▶ **PROBLEM DETAILS**
Set the listing down again exactly, please, apart from its pictures.

[begin SUPPLIED DATA]

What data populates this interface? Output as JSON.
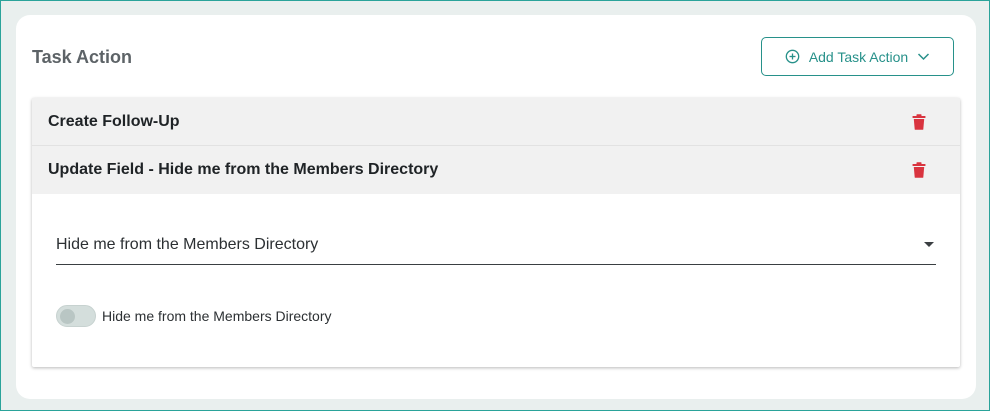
{
  "section": {
    "title": "Task Action",
    "add_button_label": "Add Task Action",
    "add_button_icon": "plus-circle-icon",
    "dropdown_icon": "chevron-down-icon"
  },
  "task_actions": [
    {
      "label": "Create Follow-Up",
      "delete_icon": "trash-icon"
    },
    {
      "label": "Update Field - Hide me from the Members Directory",
      "delete_icon": "trash-icon"
    }
  ],
  "field_editor": {
    "select_value": "Hide me from the Members Directory",
    "toggle_label": "Hide me from the Members Directory",
    "toggle_on": false
  },
  "colors": {
    "accent": "#27918a",
    "danger": "#d9343f",
    "frame_border": "#2aa39a"
  }
}
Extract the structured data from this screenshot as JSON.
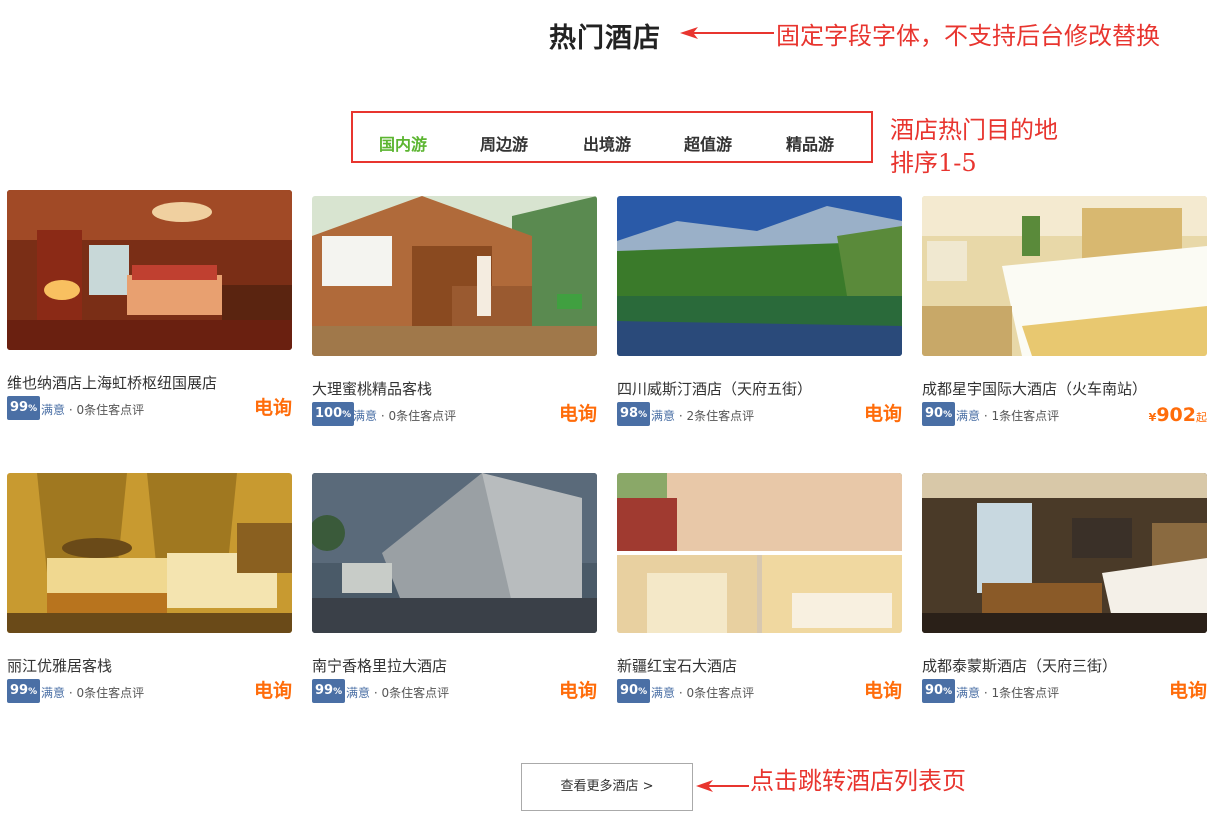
{
  "page": {
    "title": "热门酒店",
    "more_button": "查看更多酒店 >"
  },
  "annotations": {
    "title_note": "固定字段字体，不支持后台修改替换",
    "tabs_note_line1": "酒店热门目的地",
    "tabs_note_line2": "排序1-5",
    "more_note": "点击跳转酒店列表页",
    "color": "#e8352f"
  },
  "tabs": [
    {
      "label": "国内游",
      "active": true
    },
    {
      "label": "周边游",
      "active": false
    },
    {
      "label": "出境游",
      "active": false
    },
    {
      "label": "超值游",
      "active": false
    },
    {
      "label": "精品游",
      "active": false
    }
  ],
  "hotels": [
    {
      "name": "维也纳酒店上海虹桥枢纽国展店",
      "score": "99",
      "percent": "%",
      "satisfied": "满意",
      "reviews": "· 0条住客点评",
      "price": "电询"
    },
    {
      "name": "大理蜜桃精品客栈",
      "score": "100",
      "percent": "%",
      "satisfied": "满意",
      "reviews": "· 0条住客点评",
      "price": "电询"
    },
    {
      "name": "四川威斯汀酒店（天府五街）",
      "score": "98",
      "percent": "%",
      "satisfied": "满意",
      "reviews": "· 2条住客点评",
      "price": "电询"
    },
    {
      "name": "成都星宇国际大酒店（火车南站）",
      "score": "90",
      "percent": "%",
      "satisfied": "满意",
      "reviews": "· 1条住客点评",
      "price_symbol": "¥",
      "price_value": "902",
      "price_suffix": "起"
    },
    {
      "name": "丽江优雅居客栈",
      "score": "99",
      "percent": "%",
      "satisfied": "满意",
      "reviews": "· 0条住客点评",
      "price": "电询"
    },
    {
      "name": "南宁香格里拉大酒店",
      "score": "99",
      "percent": "%",
      "satisfied": "满意",
      "reviews": "· 0条住客点评",
      "price": "电询"
    },
    {
      "name": "新疆红宝石大酒店",
      "score": "90",
      "percent": "%",
      "satisfied": "满意",
      "reviews": "· 0条住客点评",
      "price": "电询"
    },
    {
      "name": "成都泰蒙斯酒店（天府三街）",
      "score": "90",
      "percent": "%",
      "satisfied": "满意",
      "reviews": "· 1条住客点评",
      "price": "电询"
    }
  ],
  "colors": {
    "active_tab": "#5cb531",
    "price": "#ff6c0a",
    "score_badge": "#4a6fa5"
  }
}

[end SUPPLIED DATA]

▶ **FULL ANSWER**
What data populates this interface? Output as JSON.
{
  "section": {
    "title": "Task Action",
    "add_button_label": "Add Task Action",
    "add_button_icon": "plus-circle-icon",
    "dropdown_icon": "chevron-down-icon"
  },
  "task_actions": [
    {
      "label": "Create Follow-Up",
      "delete_icon": "trash-icon"
    },
    {
      "label": "Update Field - Hide me from the Members Directory",
      "delete_icon": "trash-icon"
    }
  ],
  "field_editor": {
    "select_value": "Hide me from the Members Directory",
    "toggle_label": "Hide me from the Members Directory",
    "toggle_on": false
  },
  "colors": {
    "accent": "#27918a",
    "danger": "#d9343f",
    "frame_border": "#2aa39a"
  }
}
Extract the structured data from this screenshot as JSON.
{
  "page": {
    "title": "热门酒店",
    "more_button": "查看更多酒店 >"
  },
  "annotations": {
    "title_note": "固定字段字体，不支持后台修改替换",
    "tabs_note_line1": "酒店热门目的地",
    "tabs_note_line2": "排序1-5",
    "more_note": "点击跳转酒店列表页",
    "color": "#e8352f"
  },
  "tabs": [
    {
      "label": "国内游",
      "active": true
    },
    {
      "label": "周边游",
      "active": false
    },
    {
      "label": "出境游",
      "active": false
    },
    {
      "label": "超值游",
      "active": false
    },
    {
      "label": "精品游",
      "active": false
    }
  ],
  "hotels": [
    {
      "name": "维也纳酒店上海虹桥枢纽国展店",
      "score": "99",
      "percent": "%",
      "satisfied": "满意",
      "reviews": "· 0条住客点评",
      "price": "电询"
    },
    {
      "name": "大理蜜桃精品客栈",
      "score": "100",
      "percent": "%",
      "satisfied": "满意",
      "reviews": "· 0条住客点评",
      "price": "电询"
    },
    {
      "name": "四川威斯汀酒店（天府五街）",
      "score": "98",
      "percent": "%",
      "satisfied": "满意",
      "reviews": "· 2条住客点评",
      "price": "电询"
    },
    {
      "name": "成都星宇国际大酒店（火车南站）",
      "score": "90",
      "percent": "%",
      "satisfied": "满意",
      "reviews": "· 1条住客点评",
      "price_symbol": "¥",
      "price_value": "902",
      "price_suffix": "起"
    },
    {
      "name": "丽江优雅居客栈",
      "score": "99",
      "percent": "%",
      "satisfied": "满意",
      "reviews": "· 0条住客点评",
      "price": "电询"
    },
    {
      "name": "南宁香格里拉大酒店",
      "score": "99",
      "percent": "%",
      "satisfied": "满意",
      "reviews": "· 0条住客点评",
      "price": "电询"
    },
    {
      "name": "新疆红宝石大酒店",
      "score": "90",
      "percent": "%",
      "satisfied": "满意",
      "reviews": "· 0条住客点评",
      "price": "电询"
    },
    {
      "name": "成都泰蒙斯酒店（天府三街）",
      "score": "90",
      "percent": "%",
      "satisfied": "满意",
      "reviews": "· 1条住客点评",
      "price": "电询"
    }
  ],
  "colors": {
    "active_tab": "#5cb531",
    "price": "#ff6c0a",
    "score_badge": "#4a6fa5"
  }
}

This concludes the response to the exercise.